- [DIRECTIONS FOR THIS TASK] In the data below, locate each line with the word "Drücken" and list it.

- [ROWS]
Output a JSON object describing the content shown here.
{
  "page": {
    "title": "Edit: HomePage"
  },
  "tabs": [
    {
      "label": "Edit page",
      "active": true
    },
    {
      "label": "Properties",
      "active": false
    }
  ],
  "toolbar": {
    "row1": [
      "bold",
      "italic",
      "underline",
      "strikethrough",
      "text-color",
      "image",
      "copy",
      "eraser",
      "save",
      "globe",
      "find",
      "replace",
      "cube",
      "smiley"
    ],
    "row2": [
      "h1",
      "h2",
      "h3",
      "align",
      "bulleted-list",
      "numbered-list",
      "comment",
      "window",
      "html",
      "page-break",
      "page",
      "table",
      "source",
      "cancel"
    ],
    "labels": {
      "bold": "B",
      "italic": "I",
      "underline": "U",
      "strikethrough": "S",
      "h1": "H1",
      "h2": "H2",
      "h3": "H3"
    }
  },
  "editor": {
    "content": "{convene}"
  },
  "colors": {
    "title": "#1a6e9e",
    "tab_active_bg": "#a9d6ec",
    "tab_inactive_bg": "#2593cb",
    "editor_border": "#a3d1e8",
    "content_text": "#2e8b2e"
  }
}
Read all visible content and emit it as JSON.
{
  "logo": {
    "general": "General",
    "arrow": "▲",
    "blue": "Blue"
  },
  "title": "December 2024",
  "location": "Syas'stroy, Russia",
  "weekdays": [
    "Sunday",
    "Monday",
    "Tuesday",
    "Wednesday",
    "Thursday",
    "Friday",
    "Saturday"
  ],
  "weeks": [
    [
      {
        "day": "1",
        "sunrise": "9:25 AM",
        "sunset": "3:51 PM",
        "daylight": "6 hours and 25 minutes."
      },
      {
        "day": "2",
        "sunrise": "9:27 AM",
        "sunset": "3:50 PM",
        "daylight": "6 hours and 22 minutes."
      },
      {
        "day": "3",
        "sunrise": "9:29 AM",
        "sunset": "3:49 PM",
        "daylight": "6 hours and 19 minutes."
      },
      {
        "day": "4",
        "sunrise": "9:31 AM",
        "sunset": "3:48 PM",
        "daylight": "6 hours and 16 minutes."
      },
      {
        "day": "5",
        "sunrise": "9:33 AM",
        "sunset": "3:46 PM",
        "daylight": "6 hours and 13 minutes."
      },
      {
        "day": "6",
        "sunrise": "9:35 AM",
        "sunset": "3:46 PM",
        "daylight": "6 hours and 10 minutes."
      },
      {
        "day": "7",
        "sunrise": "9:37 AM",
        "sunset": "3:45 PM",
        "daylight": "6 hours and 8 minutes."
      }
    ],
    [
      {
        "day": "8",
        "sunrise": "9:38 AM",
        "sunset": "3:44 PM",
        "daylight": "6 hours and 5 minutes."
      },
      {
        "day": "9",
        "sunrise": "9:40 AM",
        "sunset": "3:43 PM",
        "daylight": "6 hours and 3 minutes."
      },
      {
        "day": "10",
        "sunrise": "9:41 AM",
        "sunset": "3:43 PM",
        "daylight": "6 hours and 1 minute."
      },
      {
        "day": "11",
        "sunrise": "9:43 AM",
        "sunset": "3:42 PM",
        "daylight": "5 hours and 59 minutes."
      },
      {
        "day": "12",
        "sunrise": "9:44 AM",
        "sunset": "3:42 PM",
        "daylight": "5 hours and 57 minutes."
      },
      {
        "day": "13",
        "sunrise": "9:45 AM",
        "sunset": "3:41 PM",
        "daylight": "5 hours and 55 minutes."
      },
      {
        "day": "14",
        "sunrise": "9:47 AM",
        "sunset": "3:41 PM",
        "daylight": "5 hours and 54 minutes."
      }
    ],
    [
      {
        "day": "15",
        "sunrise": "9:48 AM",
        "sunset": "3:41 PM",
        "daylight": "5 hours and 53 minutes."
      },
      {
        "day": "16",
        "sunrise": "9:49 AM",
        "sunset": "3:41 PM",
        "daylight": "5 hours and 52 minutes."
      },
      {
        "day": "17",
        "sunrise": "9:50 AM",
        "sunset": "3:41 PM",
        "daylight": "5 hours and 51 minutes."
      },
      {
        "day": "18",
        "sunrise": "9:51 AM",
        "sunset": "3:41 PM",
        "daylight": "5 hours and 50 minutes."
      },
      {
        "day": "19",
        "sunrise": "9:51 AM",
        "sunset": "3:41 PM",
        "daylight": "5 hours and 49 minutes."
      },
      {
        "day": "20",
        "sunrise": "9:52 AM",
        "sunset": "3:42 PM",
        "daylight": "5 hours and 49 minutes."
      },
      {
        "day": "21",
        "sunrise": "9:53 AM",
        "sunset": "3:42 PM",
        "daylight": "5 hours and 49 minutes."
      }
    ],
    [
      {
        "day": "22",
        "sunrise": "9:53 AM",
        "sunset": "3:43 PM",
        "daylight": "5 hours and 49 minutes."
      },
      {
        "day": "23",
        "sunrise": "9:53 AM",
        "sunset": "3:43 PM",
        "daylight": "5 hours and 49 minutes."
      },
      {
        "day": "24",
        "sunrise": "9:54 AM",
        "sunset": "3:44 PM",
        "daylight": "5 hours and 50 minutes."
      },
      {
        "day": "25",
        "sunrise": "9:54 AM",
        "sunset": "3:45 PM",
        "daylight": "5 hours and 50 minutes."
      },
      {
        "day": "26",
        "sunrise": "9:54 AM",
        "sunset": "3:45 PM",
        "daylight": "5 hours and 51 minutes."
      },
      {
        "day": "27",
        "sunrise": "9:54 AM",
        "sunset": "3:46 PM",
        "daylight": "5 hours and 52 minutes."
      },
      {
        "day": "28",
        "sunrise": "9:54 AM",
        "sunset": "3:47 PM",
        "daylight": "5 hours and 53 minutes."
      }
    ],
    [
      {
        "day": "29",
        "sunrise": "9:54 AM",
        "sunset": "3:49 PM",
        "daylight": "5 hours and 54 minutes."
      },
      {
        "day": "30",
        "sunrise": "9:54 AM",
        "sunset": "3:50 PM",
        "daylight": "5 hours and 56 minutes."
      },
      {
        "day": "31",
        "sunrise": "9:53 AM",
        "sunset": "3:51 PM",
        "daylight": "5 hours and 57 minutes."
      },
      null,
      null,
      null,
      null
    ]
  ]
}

--

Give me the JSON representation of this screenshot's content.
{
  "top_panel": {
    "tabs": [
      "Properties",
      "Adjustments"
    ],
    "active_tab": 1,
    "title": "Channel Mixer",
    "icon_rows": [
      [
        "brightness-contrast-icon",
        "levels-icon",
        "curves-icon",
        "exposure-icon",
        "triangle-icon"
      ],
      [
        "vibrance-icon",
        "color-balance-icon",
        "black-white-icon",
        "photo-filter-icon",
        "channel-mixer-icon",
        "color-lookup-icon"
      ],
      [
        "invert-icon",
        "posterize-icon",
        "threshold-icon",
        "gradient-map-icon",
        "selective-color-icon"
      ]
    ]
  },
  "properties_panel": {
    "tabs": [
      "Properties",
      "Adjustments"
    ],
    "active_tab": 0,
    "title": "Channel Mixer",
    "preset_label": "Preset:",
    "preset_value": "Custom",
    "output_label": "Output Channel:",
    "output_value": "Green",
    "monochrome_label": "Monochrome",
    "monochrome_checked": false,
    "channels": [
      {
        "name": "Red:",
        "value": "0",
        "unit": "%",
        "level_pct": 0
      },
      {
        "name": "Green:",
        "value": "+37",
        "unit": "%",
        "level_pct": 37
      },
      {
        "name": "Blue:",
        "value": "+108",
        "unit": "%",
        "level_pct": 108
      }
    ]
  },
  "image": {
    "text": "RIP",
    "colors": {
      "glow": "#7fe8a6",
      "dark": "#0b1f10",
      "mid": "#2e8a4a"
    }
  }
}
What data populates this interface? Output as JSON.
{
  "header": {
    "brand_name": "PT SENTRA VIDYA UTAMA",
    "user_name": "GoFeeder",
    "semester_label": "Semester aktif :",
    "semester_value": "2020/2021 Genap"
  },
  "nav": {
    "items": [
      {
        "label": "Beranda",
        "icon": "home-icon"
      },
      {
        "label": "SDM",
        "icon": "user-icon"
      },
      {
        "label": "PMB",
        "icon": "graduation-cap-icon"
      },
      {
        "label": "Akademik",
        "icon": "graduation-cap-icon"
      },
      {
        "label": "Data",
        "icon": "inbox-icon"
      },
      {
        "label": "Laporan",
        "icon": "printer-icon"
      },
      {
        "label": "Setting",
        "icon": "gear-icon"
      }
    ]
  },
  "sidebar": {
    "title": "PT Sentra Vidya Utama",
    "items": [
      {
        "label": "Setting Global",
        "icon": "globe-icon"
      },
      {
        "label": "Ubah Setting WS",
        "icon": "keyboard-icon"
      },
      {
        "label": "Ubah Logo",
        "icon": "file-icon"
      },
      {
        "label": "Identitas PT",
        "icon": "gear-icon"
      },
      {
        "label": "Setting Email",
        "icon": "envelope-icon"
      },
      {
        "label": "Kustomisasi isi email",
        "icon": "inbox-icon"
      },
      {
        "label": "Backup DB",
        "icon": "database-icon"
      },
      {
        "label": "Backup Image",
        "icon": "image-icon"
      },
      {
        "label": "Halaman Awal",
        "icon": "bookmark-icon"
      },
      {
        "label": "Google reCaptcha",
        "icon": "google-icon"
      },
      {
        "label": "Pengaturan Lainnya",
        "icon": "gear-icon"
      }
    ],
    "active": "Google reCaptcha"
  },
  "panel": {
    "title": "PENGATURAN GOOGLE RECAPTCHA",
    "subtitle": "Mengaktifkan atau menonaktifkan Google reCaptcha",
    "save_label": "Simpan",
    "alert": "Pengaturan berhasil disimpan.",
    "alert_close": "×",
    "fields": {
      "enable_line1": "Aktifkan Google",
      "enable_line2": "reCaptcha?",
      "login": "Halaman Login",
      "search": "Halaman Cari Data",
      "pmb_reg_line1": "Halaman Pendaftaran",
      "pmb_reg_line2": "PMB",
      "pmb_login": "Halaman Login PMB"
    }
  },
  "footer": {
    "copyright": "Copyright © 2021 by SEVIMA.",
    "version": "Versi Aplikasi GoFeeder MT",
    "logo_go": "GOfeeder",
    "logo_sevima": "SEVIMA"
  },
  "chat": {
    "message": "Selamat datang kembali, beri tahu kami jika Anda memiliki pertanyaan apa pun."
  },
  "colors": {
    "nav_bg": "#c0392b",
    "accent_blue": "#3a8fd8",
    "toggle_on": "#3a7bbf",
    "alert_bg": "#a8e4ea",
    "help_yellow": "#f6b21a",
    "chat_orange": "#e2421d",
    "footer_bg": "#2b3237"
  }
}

---

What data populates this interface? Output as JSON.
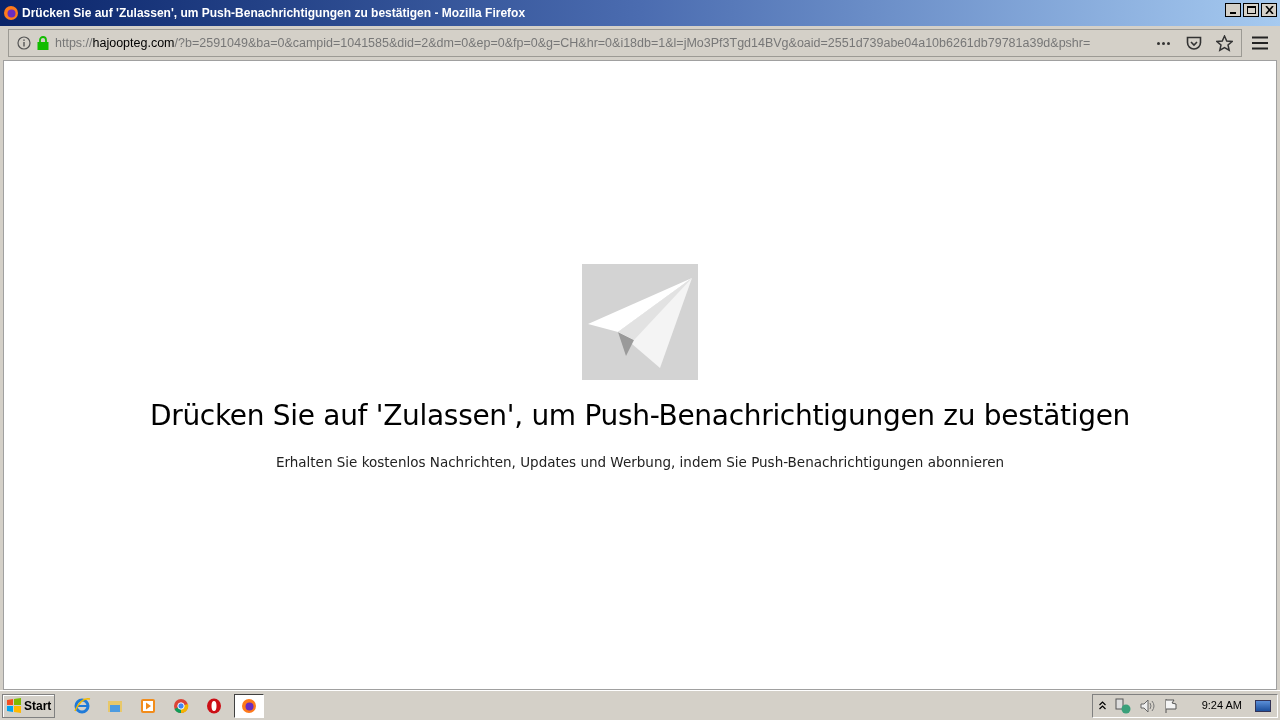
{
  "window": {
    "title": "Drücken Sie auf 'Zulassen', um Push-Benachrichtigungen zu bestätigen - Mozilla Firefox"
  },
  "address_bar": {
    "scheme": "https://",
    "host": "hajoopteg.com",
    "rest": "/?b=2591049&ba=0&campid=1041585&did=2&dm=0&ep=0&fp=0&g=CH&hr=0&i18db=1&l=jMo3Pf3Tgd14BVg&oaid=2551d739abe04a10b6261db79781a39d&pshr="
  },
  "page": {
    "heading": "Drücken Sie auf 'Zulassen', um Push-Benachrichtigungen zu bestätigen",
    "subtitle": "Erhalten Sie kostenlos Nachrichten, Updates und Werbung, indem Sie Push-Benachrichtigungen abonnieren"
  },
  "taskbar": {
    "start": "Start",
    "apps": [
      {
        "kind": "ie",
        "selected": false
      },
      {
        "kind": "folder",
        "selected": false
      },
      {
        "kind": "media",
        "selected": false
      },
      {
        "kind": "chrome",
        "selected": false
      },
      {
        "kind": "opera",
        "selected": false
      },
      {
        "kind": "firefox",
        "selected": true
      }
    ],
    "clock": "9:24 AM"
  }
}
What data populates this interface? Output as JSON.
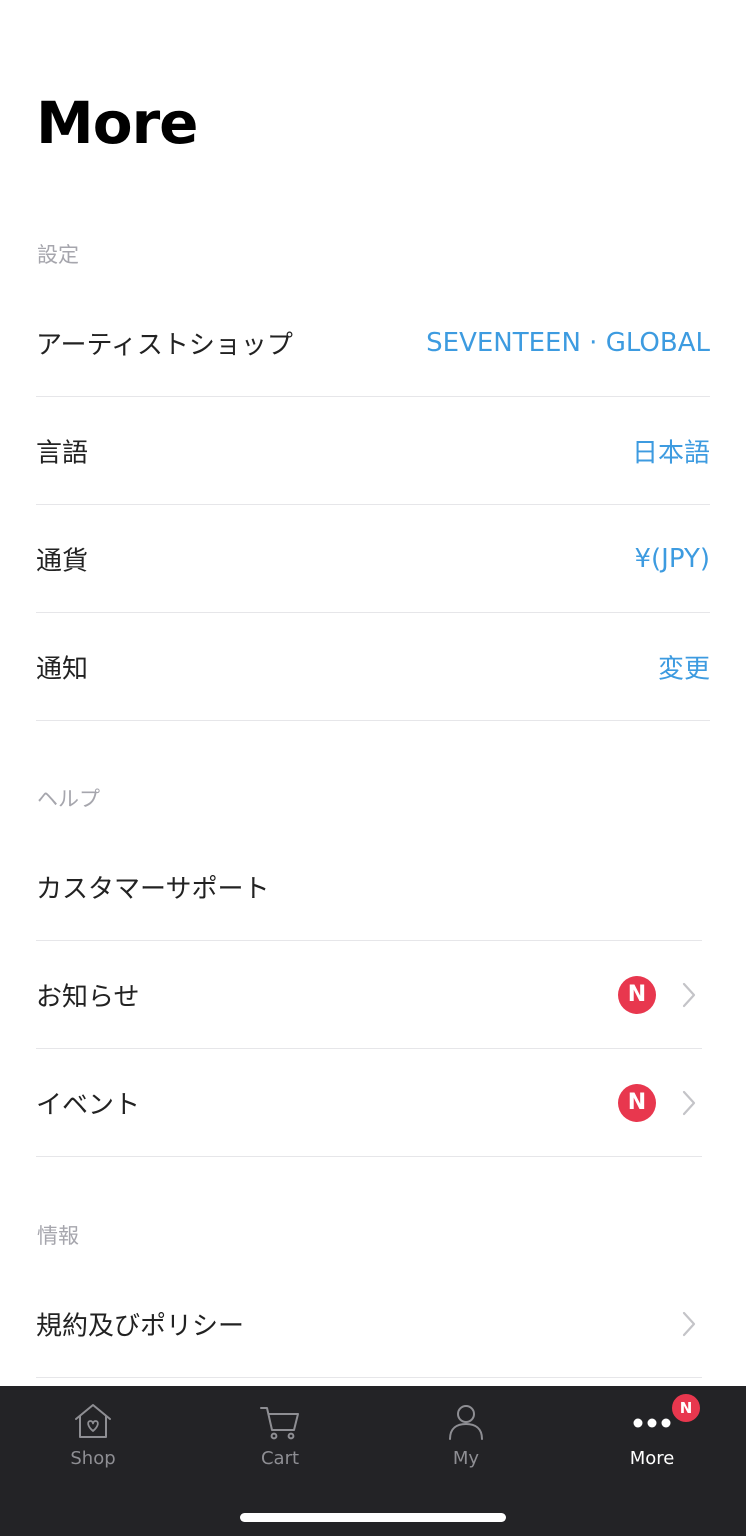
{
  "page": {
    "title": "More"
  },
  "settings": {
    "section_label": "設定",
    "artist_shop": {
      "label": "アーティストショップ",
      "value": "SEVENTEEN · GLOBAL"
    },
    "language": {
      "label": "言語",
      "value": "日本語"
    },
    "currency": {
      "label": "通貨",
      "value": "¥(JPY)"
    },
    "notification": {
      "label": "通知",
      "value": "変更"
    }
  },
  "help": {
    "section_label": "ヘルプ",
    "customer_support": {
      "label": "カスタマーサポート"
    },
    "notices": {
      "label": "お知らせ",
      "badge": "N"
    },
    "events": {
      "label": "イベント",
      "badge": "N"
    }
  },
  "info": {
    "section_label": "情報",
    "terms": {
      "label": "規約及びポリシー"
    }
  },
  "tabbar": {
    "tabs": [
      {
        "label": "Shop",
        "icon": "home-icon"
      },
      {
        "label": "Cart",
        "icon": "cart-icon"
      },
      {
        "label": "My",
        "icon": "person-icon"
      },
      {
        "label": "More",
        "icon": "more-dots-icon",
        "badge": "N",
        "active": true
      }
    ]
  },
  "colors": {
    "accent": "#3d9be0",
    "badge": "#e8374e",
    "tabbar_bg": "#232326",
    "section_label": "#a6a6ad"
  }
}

- [CORRECT RESPONSE]
    "title": "Drücken Sie auf 'Zulassen', um Push-Benachrichtigungen zu bestätigen - Mozilla Firefox"
    "heading": "Drücken Sie auf 'Zulassen', um Push-Benachrichtigungen zu bestätigen",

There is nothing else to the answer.